* TASK REQUIREMENTS: Give back each entry unchanged, minus pictures.

______________________________

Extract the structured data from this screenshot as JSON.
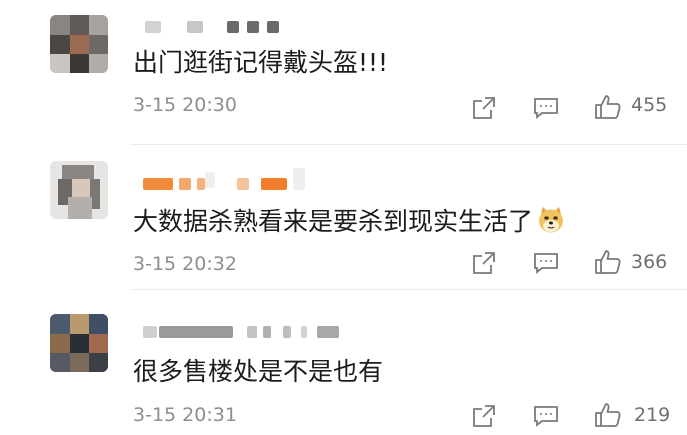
{
  "comments": [
    {
      "text": "出门逛街记得戴头盔!!!",
      "time": "3-15 20:30",
      "likes": "455"
    },
    {
      "text": "大数据杀熟看来是要杀到现实生活了",
      "emoji": "doge-emoji",
      "time": "3-15 20:32",
      "likes": "366"
    },
    {
      "text": "很多售楼处是不是也有",
      "time": "3-15 20:31",
      "likes": "219"
    }
  ],
  "icons": {
    "share": "share-icon",
    "reply": "comment-icon",
    "like": "thumbs-up-icon"
  },
  "colors": {
    "text": "#1c1c1c",
    "meta": "#8e8e8e",
    "icon": "#7a7a7a",
    "username_orange": "#f28b3c"
  }
}
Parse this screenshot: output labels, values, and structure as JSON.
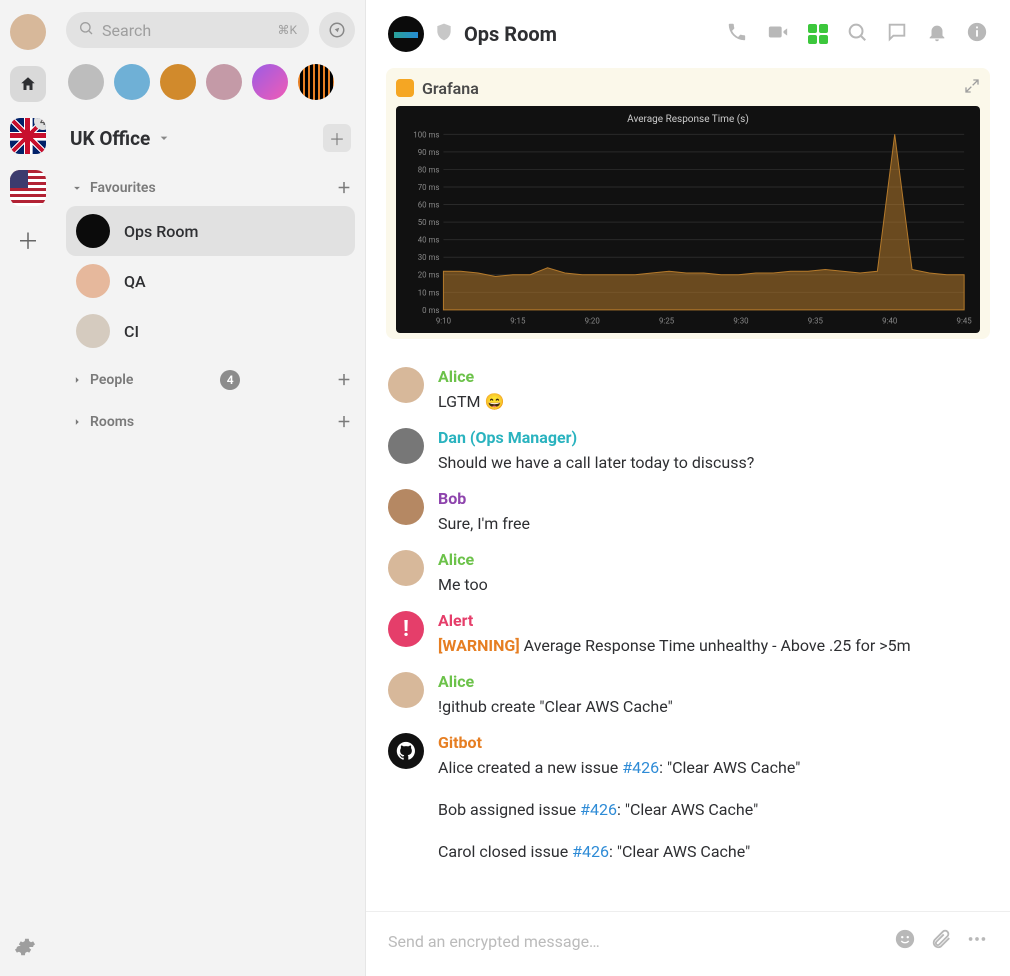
{
  "rail": {
    "home_badge": "",
    "uk_badge": "4"
  },
  "search": {
    "placeholder": "Search",
    "shortcut": "⌘K"
  },
  "space": {
    "name": "UK Office"
  },
  "sections": {
    "favourites": {
      "label": "Favourites"
    },
    "people": {
      "label": "People",
      "count": "4"
    },
    "rooms": {
      "label": "Rooms"
    }
  },
  "rooms": {
    "ops": "Ops Room",
    "qa": "QA",
    "ci": "CI"
  },
  "header": {
    "room": "Ops Room"
  },
  "embed": {
    "source": "Grafana"
  },
  "chart_data": {
    "type": "area",
    "title": "Average Response Time (s)",
    "x": [
      "9:10",
      "9:15",
      "9:20",
      "9:25",
      "9:30",
      "9:35",
      "9:40",
      "9:45"
    ],
    "y_ticks": [
      "0 ms",
      "10 ms",
      "20 ms",
      "30 ms",
      "40 ms",
      "50 ms",
      "60 ms",
      "70 ms",
      "80 ms",
      "90 ms",
      "100 ms"
    ],
    "ylim": [
      0,
      100
    ],
    "series": [
      {
        "name": "Average Response Time",
        "color": "#b57a2b",
        "values": [
          22,
          22,
          21,
          19,
          20,
          20,
          24,
          21,
          20,
          20,
          20,
          20,
          21,
          22,
          21,
          21,
          20,
          20,
          21,
          21,
          22,
          22,
          23,
          22,
          21,
          22,
          100,
          23,
          21,
          20,
          20
        ]
      }
    ],
    "spike_index": 26
  },
  "messages": [
    {
      "sender": "Alice",
      "color": "c-alice",
      "avatar": "av-alice",
      "text": "LGTM 😄"
    },
    {
      "sender": "Dan (Ops Manager)",
      "color": "c-dan",
      "avatar": "av-dan",
      "text": "Should we have a call later today to discuss?"
    },
    {
      "sender": "Bob",
      "color": "c-bob",
      "avatar": "av-bob",
      "text": "Sure, I'm free"
    },
    {
      "sender": "Alice",
      "color": "c-alice",
      "avatar": "av-alice",
      "text": "Me too"
    },
    {
      "sender": "Alert",
      "color": "c-alert",
      "avatar": "av-alert",
      "warning_tag": "[WARNING]",
      "text": "Average Response Time unhealthy - Above .25 for >5m"
    },
    {
      "sender": "Alice",
      "color": "c-alice",
      "avatar": "av-alice",
      "text": "!github create \"Clear AWS Cache\""
    },
    {
      "sender": "Gitbot",
      "color": "c-gitbot",
      "avatar": "av-git",
      "gitbot": true,
      "lines": [
        {
          "pre": "Alice created a new issue ",
          "issue": "#426",
          "post": ": \"Clear AWS Cache\""
        },
        {
          "pre": "Bob assigned issue ",
          "issue": "#426",
          "post": ": \"Clear AWS Cache\""
        },
        {
          "pre": "Carol closed issue ",
          "issue": "#426",
          "post": ": \"Clear AWS Cache\""
        }
      ]
    }
  ],
  "composer": {
    "placeholder": "Send an encrypted message…"
  }
}
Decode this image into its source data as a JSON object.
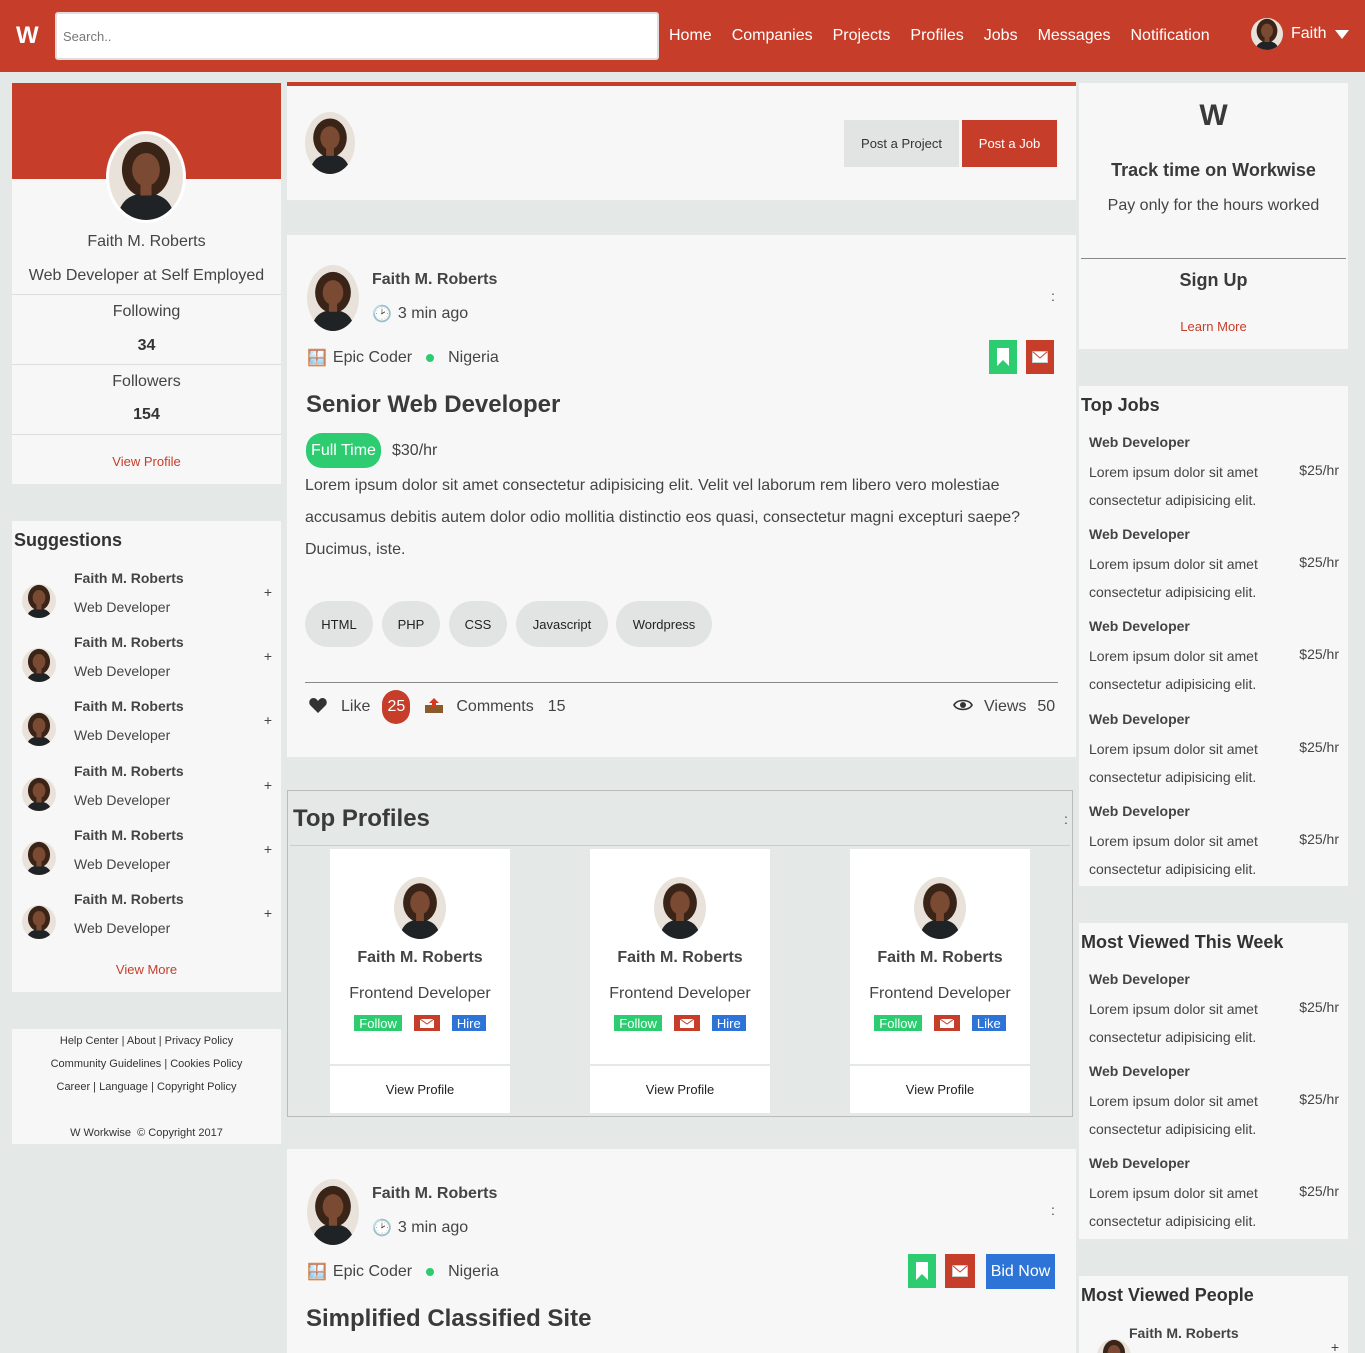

______________________________

* WORKED ANSWER:
Extract the structured data from this screenshot as JSON.
{
  "comments": [
    {
      "text": "出门逛街记得戴头盔!!!",
      "time": "3-15 20:30",
      "likes": "455"
    },
    {
      "text": "大数据杀熟看来是要杀到现实生活了",
      "emoji": "doge-emoji",
      "time": "3-15 20:32",
      "likes": "366"
    },
    {
      "text": "很多售楼处是不是也有",
      "time": "3-15 20:31",
      "likes": "219"
    }
  ],
  "icons": {
    "share": "share-icon",
    "reply": "comment-icon",
    "like": "thumbs-up-icon"
  },
  "colors": {
    "text": "#1c1c1c",
    "meta": "#8e8e8e",
    "icon": "#7a7a7a",
    "username_orange": "#f28b3c"
  }
}
Parse this screenshot: output labels, values, and structure as JSON.
{
  "rail": {
    "home_badge": "",
    "uk_badge": "4"
  },
  "search": {
    "placeholder": "Search",
    "shortcut": "⌘K"
  },
  "space": {
    "name": "UK Office"
  },
  "sections": {
    "favourites": {
      "label": "Favourites"
    },
    "people": {
      "label": "People",
      "count": "4"
    },
    "rooms": {
      "label": "Rooms"
    }
  },
  "rooms": {
    "ops": "Ops Room",
    "qa": "QA",
    "ci": "CI"
  },
  "header": {
    "room": "Ops Room"
  },
  "embed": {
    "source": "Grafana"
  },
  "chart_data": {
    "type": "area",
    "title": "Average Response Time (s)",
    "x": [
      "9:10",
      "9:15",
      "9:20",
      "9:25",
      "9:30",
      "9:35",
      "9:40",
      "9:45"
    ],
    "y_ticks": [
      "0 ms",
      "10 ms",
      "20 ms",
      "30 ms",
      "40 ms",
      "50 ms",
      "60 ms",
      "70 ms",
      "80 ms",
      "90 ms",
      "100 ms"
    ],
    "ylim": [
      0,
      100
    ],
    "series": [
      {
        "name": "Average Response Time",
        "color": "#b57a2b",
        "values": [
          22,
          22,
          21,
          19,
          20,
          20,
          24,
          21,
          20,
          20,
          20,
          20,
          21,
          22,
          21,
          21,
          20,
          20,
          21,
          21,
          22,
          22,
          23,
          22,
          21,
          22,
          100,
          23,
          21,
          20,
          20
        ]
      }
    ],
    "spike_index": 26
  },
  "messages": [
    {
      "sender": "Alice",
      "color": "c-alice",
      "avatar": "av-alice",
      "text": "LGTM 😄"
    },
    {
      "sender": "Dan (Ops Manager)",
      "color": "c-dan",
      "avatar": "av-dan",
      "text": "Should we have a call later today to discuss?"
    },
    {
      "sender": "Bob",
      "color": "c-bob",
      "avatar": "av-bob",
      "text": "Sure, I'm free"
    },
    {
      "sender": "Alice",
      "color": "c-alice",
      "avatar": "av-alice",
      "text": "Me too"
    },
    {
      "sender": "Alert",
      "color": "c-alert",
      "avatar": "av-alert",
      "warning_tag": "[WARNING]",
      "text": "Average Response Time unhealthy - Above .25 for >5m"
    },
    {
      "sender": "Alice",
      "color": "c-alice",
      "avatar": "av-alice",
      "text": "!github create \"Clear AWS Cache\""
    },
    {
      "sender": "Gitbot",
      "color": "c-gitbot",
      "avatar": "av-git",
      "gitbot": true,
      "lines": [
        {
          "pre": "Alice created a new issue ",
          "issue": "#426",
          "post": ": \"Clear AWS Cache\""
        },
        {
          "pre": "Bob assigned issue ",
          "issue": "#426",
          "post": ": \"Clear AWS Cache\""
        },
        {
          "pre": "Carol closed issue ",
          "issue": "#426",
          "post": ": \"Clear AWS Cache\""
        }
      ]
    }
  ],
  "composer": {
    "placeholder": "Send an encrypted message…"
  }
}
Decode this image into its source data as a JSON object.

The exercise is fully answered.